## Begin

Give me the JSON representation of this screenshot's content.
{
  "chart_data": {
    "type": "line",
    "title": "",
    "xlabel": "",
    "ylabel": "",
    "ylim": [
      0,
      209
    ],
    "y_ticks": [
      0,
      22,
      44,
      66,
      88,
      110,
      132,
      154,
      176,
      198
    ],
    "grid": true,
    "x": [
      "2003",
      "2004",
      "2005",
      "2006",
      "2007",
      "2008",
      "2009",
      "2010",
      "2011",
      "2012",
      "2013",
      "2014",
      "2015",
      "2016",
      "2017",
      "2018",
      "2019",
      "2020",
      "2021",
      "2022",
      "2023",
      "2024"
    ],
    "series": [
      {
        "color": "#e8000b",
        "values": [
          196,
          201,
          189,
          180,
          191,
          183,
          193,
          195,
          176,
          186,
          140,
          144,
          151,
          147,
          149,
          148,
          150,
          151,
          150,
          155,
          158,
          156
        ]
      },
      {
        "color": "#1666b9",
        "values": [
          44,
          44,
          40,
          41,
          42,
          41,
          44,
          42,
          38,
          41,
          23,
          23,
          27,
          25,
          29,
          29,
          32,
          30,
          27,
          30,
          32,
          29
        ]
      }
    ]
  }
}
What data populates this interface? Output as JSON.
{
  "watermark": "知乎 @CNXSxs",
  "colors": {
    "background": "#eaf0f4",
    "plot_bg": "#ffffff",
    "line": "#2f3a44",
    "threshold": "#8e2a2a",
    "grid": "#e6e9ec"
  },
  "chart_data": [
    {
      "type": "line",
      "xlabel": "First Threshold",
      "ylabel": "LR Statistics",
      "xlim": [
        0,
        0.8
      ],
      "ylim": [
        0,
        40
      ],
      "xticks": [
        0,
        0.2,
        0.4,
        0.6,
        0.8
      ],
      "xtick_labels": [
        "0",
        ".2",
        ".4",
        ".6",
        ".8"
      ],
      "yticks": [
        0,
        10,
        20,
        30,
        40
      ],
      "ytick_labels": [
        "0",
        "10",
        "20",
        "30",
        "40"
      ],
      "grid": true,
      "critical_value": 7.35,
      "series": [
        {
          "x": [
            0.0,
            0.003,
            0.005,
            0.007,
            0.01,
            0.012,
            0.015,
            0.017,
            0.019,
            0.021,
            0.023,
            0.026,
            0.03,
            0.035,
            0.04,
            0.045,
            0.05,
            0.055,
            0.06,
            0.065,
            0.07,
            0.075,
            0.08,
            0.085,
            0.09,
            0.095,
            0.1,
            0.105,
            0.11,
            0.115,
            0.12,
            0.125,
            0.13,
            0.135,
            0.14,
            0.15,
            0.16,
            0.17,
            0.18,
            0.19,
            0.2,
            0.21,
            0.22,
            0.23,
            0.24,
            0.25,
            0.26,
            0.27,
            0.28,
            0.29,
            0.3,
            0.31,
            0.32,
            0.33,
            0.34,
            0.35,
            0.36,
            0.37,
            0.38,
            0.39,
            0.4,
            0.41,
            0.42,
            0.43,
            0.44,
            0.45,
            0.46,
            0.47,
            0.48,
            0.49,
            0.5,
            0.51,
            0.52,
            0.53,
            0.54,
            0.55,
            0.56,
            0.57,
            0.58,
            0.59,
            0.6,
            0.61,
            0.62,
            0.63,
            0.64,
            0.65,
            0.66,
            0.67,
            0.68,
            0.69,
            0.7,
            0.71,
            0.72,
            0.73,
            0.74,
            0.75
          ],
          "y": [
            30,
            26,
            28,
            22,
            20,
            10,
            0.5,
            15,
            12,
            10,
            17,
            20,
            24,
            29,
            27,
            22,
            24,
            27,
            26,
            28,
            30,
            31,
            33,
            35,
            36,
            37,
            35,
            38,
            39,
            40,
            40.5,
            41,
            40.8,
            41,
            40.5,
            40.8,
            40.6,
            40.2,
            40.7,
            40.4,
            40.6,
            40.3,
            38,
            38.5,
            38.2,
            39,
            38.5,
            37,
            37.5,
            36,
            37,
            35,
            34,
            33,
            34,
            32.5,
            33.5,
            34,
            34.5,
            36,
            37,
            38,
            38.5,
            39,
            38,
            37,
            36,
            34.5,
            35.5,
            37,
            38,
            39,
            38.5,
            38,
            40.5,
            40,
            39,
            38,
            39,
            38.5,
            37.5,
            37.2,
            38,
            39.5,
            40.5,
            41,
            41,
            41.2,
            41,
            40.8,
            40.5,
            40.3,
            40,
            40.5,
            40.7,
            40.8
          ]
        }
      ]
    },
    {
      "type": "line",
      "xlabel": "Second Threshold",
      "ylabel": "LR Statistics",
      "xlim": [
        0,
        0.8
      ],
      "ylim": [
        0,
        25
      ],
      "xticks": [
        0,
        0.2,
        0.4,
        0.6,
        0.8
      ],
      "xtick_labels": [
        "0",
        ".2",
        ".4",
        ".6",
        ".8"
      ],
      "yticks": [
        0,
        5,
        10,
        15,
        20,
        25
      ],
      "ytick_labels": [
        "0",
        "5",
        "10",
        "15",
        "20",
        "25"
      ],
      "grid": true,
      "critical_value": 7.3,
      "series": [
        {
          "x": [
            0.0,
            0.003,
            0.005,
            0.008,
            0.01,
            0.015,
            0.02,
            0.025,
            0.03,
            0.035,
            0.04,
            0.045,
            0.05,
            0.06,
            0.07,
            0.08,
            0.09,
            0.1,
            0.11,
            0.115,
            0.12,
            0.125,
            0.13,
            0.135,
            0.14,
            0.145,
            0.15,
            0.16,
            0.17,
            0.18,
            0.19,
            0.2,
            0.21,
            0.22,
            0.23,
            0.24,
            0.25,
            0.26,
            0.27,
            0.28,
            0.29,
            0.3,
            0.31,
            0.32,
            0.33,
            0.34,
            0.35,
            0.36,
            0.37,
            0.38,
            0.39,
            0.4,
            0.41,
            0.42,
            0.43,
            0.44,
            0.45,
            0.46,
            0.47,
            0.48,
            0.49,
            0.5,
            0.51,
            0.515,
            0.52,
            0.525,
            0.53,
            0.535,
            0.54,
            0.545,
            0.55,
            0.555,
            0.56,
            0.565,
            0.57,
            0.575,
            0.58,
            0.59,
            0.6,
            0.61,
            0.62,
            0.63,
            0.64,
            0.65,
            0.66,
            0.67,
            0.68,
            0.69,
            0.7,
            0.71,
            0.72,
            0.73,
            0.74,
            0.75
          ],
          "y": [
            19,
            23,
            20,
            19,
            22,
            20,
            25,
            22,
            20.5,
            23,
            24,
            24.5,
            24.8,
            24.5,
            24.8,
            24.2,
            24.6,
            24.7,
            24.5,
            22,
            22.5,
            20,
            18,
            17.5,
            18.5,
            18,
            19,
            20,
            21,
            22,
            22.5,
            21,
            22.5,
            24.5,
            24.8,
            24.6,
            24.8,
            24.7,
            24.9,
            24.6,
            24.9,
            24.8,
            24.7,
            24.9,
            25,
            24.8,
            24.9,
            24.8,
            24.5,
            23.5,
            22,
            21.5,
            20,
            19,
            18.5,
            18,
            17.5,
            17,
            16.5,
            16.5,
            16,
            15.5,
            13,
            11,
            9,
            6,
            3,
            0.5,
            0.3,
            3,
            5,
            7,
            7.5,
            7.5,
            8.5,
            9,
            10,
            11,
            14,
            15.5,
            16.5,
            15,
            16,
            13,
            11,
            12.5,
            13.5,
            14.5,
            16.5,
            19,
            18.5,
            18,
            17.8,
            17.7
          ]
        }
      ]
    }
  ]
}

## End

*STATED PROBLEM*.
Find all lines where the word "xlabel" appears. Copy them.

*FINISHED EXERCISE*.
    "xlabel": "",
      "xlabel": "First Threshold",
      "xlabel": "Second Threshold",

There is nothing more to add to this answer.